| Record list |
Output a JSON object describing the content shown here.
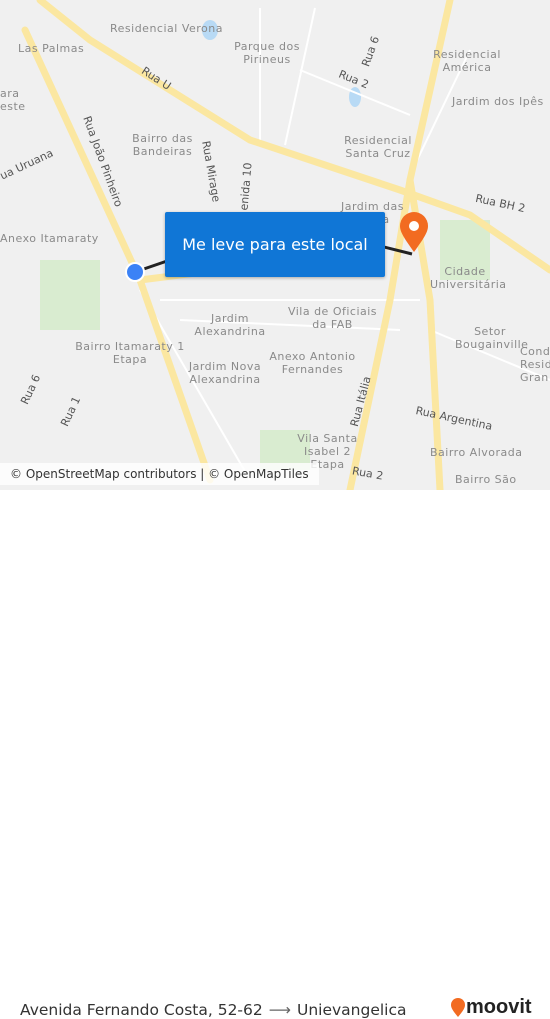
{
  "map": {
    "neighborhoods": [
      "Residencial Verona",
      "Las Palmas",
      "Parque dos Pirineus",
      "Residencial América",
      "Jardim dos Ipês",
      "Bairro das Bandeiras",
      "Residencial Santa Cruz",
      "Jardim das Etapa",
      "Anexo Itamaraty",
      "Cidade Universitária",
      "Vila de Oficiais da FAB",
      "Jardim Alexandrina",
      "Setor Bougainville",
      "Bairro Itamaraty 1 Etapa",
      "Jardim Nova Alexandrina",
      "Anexo Antonio Fernandes",
      "Vila Santa Isabel 2 Etapa",
      "Bairro Alvorada",
      "Bairro São",
      "ara",
      "este",
      "Cond",
      "Resid",
      "Gran"
    ],
    "streets": [
      "Rua U",
      "Rua 6",
      "Rua 2",
      "Rua BH 2",
      "Rua João Pinheiro",
      "Rua Mirage",
      "enida 10",
      "ua Uruana",
      "Rua Itália",
      "Rua Argentina",
      "Rua 6",
      "Rua 1",
      "Rua 2"
    ],
    "cta": "Me leve para este local",
    "attribution": "© OpenStreetMap contributors | © OpenMapTiles",
    "origin_color": "#3b82f6",
    "destination_color": "#f26b21",
    "road_color": "#fbe7a1"
  },
  "footer": {
    "origin": "Avenida Fernando Costa, 52-62",
    "destination": "Unievangelica",
    "brand": "moovit"
  }
}
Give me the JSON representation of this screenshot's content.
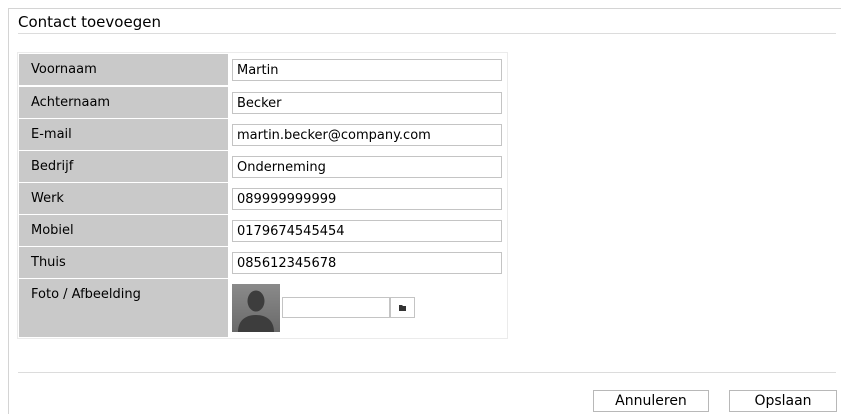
{
  "dialog": {
    "title": "Contact toevoegen"
  },
  "form": {
    "fields": [
      {
        "label": "Voornaam",
        "value": "Martin"
      },
      {
        "label": "Achternaam",
        "value": "Becker"
      },
      {
        "label": "E-mail",
        "value": "martin.becker@company.com"
      },
      {
        "label": "Bedrijf",
        "value": "Onderneming"
      },
      {
        "label": "Werk",
        "value": "089999999999"
      },
      {
        "label": "Mobiel",
        "value": "0179674545454"
      },
      {
        "label": "Thuis",
        "value": "085612345678"
      }
    ],
    "photo": {
      "label": "Foto / Afbeelding",
      "file_value": "",
      "avatar_icon": "person-silhouette-icon",
      "browse_icon": "folder-icon"
    }
  },
  "buttons": {
    "cancel": "Annuleren",
    "save": "Opslaan"
  },
  "colors": {
    "label_bg": "#c9c9c9",
    "avatar_bg": "#7a7a7a"
  }
}
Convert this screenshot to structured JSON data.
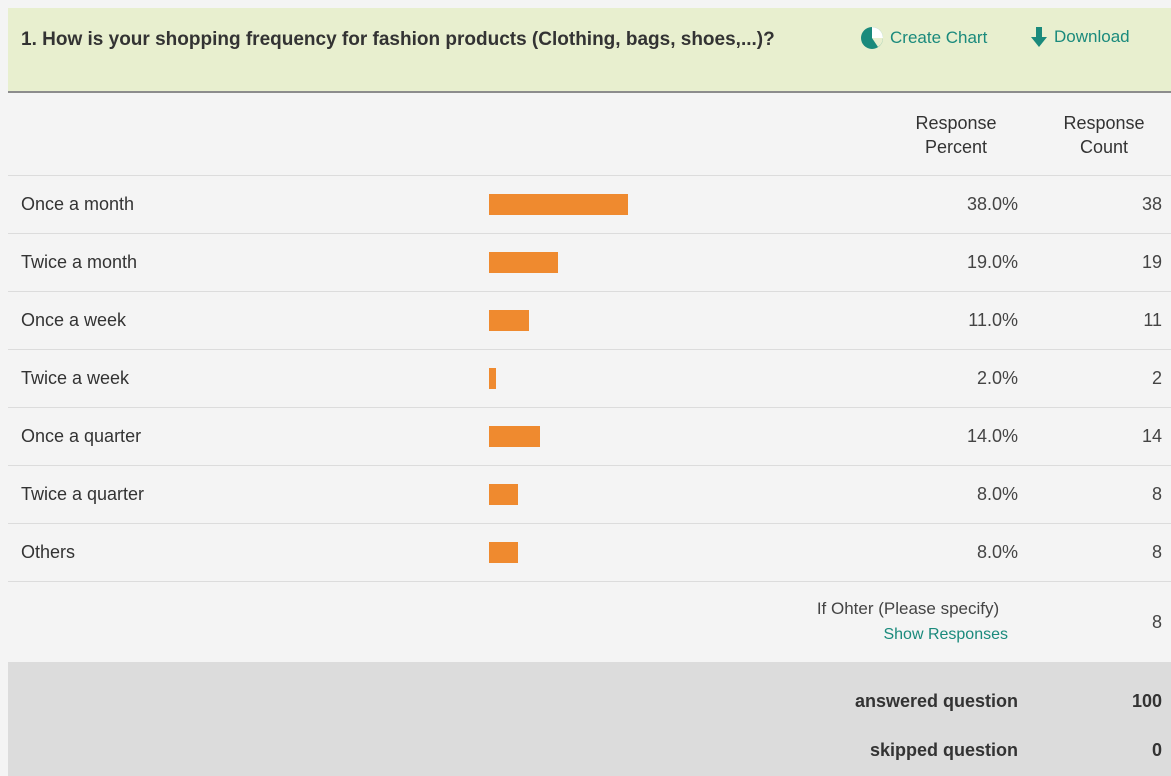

| What to produce |
Return the listing above in full and without alteration, excluding its pictures.

| Reply |
Output a JSON object describing the content shown here.
{
  "map": {
    "neighborhoods": [
      "Residencial Verona",
      "Las Palmas",
      "Parque dos Pirineus",
      "Residencial América",
      "Jardim dos Ipês",
      "Bairro das Bandeiras",
      "Residencial Santa Cruz",
      "Jardim das Etapa",
      "Anexo Itamaraty",
      "Cidade Universitária",
      "Vila de Oficiais da FAB",
      "Jardim Alexandrina",
      "Setor Bougainville",
      "Bairro Itamaraty 1 Etapa",
      "Jardim Nova Alexandrina",
      "Anexo Antonio Fernandes",
      "Vila Santa Isabel 2 Etapa",
      "Bairro Alvorada",
      "Bairro São",
      "ara",
      "este",
      "Cond",
      "Resid",
      "Gran"
    ],
    "streets": [
      "Rua U",
      "Rua 6",
      "Rua 2",
      "Rua BH 2",
      "Rua João Pinheiro",
      "Rua Mirage",
      "enida 10",
      "ua Uruana",
      "Rua Itália",
      "Rua Argentina",
      "Rua 6",
      "Rua 1",
      "Rua 2"
    ],
    "cta": "Me leve para este local",
    "attribution": "© OpenStreetMap contributors | © OpenMapTiles",
    "origin_color": "#3b82f6",
    "destination_color": "#f26b21",
    "road_color": "#fbe7a1"
  },
  "footer": {
    "origin": "Avenida Fernando Costa, 52-62",
    "destination": "Unievangelica",
    "brand": "moovit"
  }
}
Give me the JSON representation of this screenshot's content.
{
  "dialog": {
    "title": "Contact toevoegen"
  },
  "form": {
    "fields": [
      {
        "label": "Voornaam",
        "value": "Martin"
      },
      {
        "label": "Achternaam",
        "value": "Becker"
      },
      {
        "label": "E-mail",
        "value": "martin.becker@company.com"
      },
      {
        "label": "Bedrijf",
        "value": "Onderneming"
      },
      {
        "label": "Werk",
        "value": "089999999999"
      },
      {
        "label": "Mobiel",
        "value": "0179674545454"
      },
      {
        "label": "Thuis",
        "value": "085612345678"
      }
    ],
    "photo": {
      "label": "Foto / Afbeelding",
      "file_value": "",
      "avatar_icon": "person-silhouette-icon",
      "browse_icon": "folder-icon"
    }
  },
  "buttons": {
    "cancel": "Annuleren",
    "save": "Opslaan"
  },
  "colors": {
    "label_bg": "#c9c9c9",
    "avatar_bg": "#7a7a7a"
  }
}
Convert this screenshot to structured JSON data.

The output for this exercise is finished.